Start of Task data

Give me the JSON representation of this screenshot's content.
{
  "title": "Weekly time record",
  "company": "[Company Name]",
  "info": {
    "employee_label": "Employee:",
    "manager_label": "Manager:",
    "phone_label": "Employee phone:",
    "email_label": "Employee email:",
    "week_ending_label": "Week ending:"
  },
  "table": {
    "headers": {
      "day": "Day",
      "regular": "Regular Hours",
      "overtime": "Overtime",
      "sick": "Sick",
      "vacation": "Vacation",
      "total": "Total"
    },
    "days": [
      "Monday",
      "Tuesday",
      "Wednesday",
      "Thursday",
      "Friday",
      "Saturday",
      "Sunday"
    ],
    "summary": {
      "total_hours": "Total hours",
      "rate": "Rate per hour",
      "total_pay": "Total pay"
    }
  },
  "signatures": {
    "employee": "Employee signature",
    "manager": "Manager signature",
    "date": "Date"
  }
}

End of Task data

Required task —
Please restate the data word for word, every record included.

Reply —
Give me the JSON representation of this screenshot's content.
{
  "title": "Weekly time record",
  "company": "[Company Name]",
  "info": {
    "employee_label": "Employee:",
    "manager_label": "Manager:",
    "phone_label": "Employee phone:",
    "email_label": "Employee email:",
    "week_ending_label": "Week ending:"
  },
  "table": {
    "headers": {
      "day": "Day",
      "regular": "Regular Hours",
      "overtime": "Overtime",
      "sick": "Sick",
      "vacation": "Vacation",
      "total": "Total"
    },
    "days": [
      "Monday",
      "Tuesday",
      "Wednesday",
      "Thursday",
      "Friday",
      "Saturday",
      "Sunday"
    ],
    "summary": {
      "total_hours": "Total hours",
      "rate": "Rate per hour",
      "total_pay": "Total pay"
    }
  },
  "signatures": {
    "employee": "Employee signature",
    "manager": "Manager signature",
    "date": "Date"
  }
}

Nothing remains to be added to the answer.